◆ **WRITTEN INSTRUCTION**:
Take every line that has the string "JSON" and copy it out.

** begin SOURCE MATERIAL **

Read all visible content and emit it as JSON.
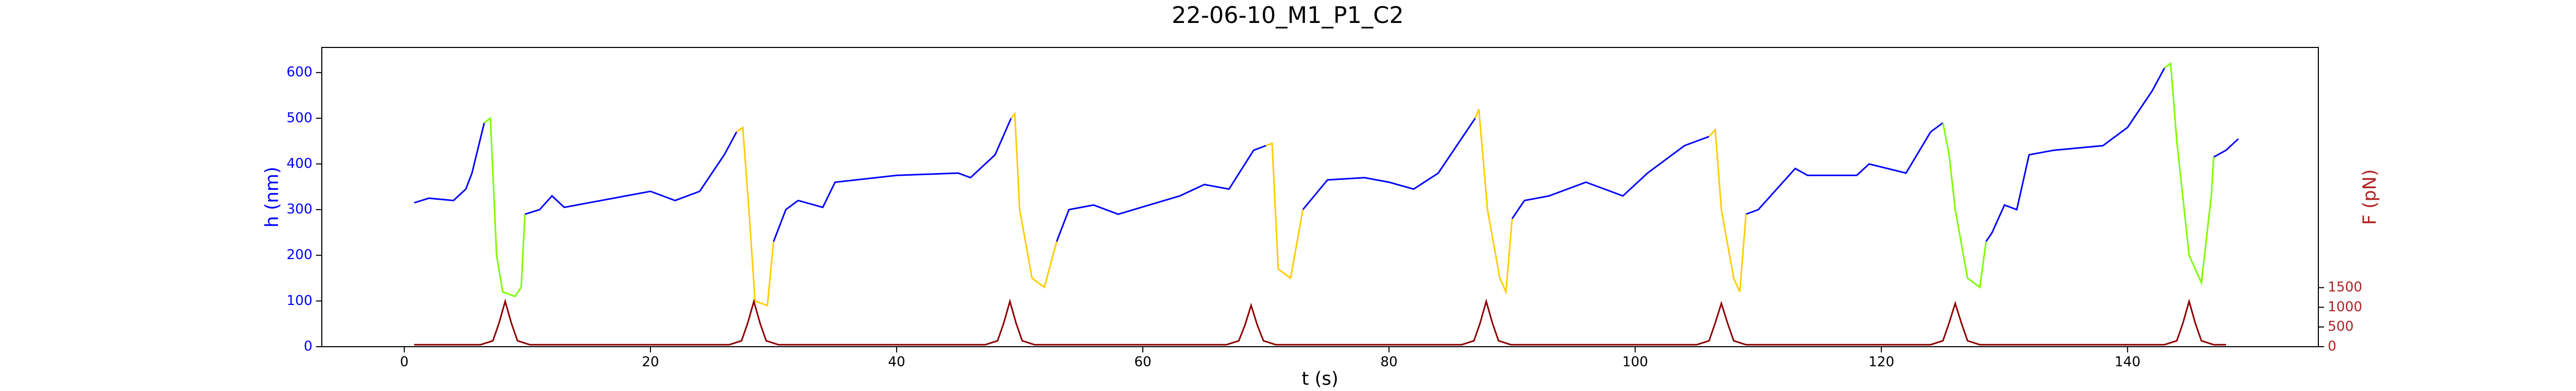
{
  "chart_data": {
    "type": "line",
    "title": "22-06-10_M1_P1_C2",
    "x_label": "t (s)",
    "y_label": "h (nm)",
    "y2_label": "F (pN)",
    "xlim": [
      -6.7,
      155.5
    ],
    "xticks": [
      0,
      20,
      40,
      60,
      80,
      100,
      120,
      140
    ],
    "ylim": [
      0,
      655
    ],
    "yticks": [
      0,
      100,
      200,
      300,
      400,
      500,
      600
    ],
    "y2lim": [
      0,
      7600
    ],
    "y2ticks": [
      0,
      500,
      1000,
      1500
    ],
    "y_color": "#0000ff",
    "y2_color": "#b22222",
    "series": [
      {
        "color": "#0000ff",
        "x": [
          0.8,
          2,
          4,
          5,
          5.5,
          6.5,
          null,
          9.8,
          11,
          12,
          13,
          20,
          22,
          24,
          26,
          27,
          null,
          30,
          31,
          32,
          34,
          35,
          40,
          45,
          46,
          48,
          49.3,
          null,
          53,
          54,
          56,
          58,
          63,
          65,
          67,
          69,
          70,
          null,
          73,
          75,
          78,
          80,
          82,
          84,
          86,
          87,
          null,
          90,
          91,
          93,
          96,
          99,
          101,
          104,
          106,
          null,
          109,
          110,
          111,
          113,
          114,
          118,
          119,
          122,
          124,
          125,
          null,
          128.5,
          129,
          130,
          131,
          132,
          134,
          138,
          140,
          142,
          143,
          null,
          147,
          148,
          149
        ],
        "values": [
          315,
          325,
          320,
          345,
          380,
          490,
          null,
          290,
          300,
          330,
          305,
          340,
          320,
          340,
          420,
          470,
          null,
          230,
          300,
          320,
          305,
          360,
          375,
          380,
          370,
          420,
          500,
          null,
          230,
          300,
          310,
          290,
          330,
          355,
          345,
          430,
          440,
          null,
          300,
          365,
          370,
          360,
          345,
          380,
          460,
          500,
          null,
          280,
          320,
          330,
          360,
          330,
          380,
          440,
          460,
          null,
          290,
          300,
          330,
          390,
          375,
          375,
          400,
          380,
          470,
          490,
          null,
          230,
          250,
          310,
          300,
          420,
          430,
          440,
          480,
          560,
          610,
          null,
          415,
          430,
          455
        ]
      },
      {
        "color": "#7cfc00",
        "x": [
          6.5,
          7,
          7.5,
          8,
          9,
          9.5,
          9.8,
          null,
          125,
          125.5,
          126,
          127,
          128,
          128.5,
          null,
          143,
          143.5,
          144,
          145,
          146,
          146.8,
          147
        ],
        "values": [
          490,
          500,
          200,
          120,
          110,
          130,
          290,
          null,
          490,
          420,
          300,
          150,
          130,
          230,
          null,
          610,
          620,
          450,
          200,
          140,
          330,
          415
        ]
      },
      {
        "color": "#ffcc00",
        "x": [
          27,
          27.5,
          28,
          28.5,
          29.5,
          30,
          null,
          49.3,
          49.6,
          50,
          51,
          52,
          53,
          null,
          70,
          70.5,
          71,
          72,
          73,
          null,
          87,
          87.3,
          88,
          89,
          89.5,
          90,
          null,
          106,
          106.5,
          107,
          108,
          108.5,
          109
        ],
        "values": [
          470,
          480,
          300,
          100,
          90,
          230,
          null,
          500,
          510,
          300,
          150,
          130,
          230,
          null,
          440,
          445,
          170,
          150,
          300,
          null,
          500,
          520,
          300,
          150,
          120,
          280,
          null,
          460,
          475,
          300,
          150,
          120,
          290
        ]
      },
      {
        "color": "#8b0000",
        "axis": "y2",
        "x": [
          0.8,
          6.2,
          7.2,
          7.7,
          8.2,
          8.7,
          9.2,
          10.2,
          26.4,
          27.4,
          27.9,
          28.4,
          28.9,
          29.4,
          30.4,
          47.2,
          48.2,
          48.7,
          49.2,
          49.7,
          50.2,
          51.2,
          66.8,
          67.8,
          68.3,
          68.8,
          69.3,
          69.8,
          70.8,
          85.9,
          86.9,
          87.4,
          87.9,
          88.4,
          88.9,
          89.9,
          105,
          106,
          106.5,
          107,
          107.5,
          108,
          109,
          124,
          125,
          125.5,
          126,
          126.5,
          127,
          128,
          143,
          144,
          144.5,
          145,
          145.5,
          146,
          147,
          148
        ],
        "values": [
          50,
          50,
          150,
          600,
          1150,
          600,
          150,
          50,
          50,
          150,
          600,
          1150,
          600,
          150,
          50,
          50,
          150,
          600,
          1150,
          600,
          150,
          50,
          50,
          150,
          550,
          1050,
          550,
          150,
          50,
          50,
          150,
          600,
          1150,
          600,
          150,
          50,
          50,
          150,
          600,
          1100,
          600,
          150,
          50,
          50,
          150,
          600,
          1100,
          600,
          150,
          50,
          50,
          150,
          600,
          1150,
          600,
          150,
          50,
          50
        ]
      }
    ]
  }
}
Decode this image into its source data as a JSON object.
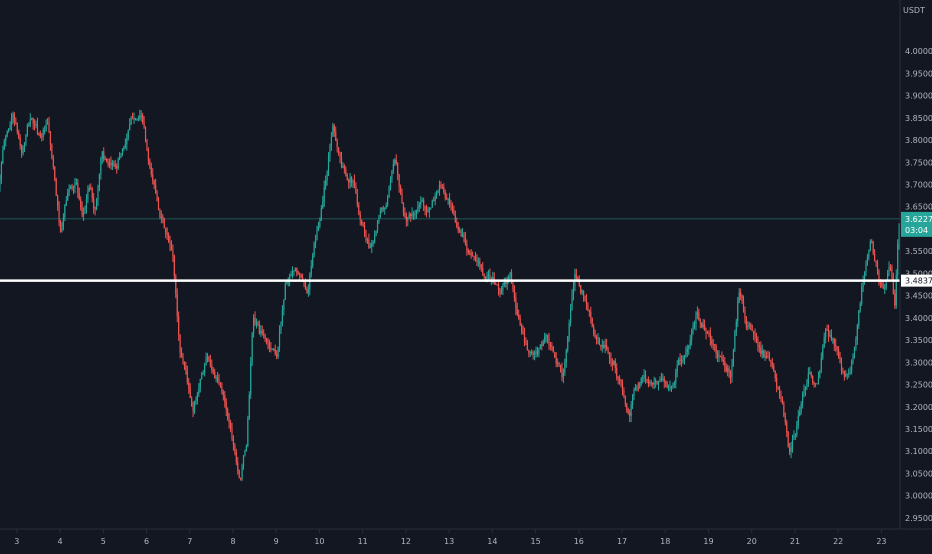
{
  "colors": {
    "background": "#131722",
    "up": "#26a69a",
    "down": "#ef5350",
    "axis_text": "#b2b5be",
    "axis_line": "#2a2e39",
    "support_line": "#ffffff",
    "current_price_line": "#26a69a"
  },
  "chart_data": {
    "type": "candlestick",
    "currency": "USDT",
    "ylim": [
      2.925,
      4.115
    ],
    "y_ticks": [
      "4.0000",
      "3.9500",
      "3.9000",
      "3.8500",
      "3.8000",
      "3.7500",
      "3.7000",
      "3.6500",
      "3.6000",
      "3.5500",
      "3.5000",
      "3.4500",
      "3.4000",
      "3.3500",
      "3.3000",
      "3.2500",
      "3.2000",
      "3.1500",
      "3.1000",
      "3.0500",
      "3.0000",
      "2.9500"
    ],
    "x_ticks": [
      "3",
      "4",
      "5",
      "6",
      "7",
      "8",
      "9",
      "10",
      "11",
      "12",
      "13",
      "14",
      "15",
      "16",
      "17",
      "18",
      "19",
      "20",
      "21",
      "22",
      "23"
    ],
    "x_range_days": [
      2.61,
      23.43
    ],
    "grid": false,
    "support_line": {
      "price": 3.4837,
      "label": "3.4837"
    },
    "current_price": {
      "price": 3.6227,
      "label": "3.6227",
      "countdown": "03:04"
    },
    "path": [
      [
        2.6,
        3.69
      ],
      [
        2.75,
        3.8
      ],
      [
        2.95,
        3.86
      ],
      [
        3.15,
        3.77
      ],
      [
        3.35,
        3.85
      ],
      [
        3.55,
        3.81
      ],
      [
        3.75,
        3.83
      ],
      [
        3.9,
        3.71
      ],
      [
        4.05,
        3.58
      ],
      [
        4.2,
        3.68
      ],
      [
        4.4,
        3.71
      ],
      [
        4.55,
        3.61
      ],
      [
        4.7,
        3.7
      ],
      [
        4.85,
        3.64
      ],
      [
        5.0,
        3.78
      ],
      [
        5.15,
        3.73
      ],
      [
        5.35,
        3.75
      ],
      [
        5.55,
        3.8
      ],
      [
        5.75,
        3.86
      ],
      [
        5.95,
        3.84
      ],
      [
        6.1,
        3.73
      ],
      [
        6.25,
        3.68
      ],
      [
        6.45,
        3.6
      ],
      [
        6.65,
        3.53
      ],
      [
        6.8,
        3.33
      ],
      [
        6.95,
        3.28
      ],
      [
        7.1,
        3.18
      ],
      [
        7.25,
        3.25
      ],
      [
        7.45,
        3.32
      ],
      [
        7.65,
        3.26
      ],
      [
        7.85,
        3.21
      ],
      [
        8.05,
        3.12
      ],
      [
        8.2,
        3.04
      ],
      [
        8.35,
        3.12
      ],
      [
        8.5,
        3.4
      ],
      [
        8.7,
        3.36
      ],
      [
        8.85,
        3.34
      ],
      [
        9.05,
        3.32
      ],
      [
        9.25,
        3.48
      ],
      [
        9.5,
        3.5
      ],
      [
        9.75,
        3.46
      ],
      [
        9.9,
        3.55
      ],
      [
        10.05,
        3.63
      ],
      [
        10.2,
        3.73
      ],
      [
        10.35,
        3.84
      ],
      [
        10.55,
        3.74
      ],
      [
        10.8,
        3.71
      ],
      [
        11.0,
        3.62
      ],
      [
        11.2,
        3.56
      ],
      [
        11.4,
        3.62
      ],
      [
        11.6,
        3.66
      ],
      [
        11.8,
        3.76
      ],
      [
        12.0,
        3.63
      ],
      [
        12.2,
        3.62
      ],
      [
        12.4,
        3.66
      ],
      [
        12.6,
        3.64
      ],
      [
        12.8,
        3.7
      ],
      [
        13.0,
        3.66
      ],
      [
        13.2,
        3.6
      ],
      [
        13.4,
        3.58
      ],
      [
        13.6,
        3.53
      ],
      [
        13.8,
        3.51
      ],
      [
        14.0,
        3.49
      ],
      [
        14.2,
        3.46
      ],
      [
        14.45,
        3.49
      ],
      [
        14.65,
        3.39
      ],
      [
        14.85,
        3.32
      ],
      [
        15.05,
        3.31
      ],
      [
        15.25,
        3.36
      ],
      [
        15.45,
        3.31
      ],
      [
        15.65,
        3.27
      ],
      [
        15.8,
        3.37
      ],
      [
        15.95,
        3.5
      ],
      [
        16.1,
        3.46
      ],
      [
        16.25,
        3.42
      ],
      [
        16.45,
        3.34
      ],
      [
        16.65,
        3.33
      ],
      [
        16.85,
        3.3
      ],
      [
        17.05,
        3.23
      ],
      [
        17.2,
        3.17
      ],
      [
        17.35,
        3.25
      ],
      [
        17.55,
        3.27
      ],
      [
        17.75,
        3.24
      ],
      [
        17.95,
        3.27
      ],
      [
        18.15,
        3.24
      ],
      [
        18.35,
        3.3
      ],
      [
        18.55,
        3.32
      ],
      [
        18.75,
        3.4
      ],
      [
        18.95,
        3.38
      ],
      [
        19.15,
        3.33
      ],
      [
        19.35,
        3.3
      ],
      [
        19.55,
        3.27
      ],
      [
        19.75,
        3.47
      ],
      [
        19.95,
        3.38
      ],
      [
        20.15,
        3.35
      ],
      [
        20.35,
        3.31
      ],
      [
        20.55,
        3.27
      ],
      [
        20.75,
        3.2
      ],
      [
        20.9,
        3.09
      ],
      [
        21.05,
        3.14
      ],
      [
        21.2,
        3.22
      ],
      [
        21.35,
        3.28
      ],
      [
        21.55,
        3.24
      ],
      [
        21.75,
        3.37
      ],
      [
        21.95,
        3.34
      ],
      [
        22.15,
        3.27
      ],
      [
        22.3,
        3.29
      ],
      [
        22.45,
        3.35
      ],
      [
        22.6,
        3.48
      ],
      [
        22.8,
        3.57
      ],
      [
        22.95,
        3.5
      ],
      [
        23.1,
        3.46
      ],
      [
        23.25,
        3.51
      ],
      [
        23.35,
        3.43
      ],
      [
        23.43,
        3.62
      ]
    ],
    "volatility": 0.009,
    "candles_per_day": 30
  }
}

** end SOURCE MATERIAL **

◆ **EXPECTED ANSWER**:
Read all visible content and emit it as JSON.
Decode this image into its source data as a JSON object.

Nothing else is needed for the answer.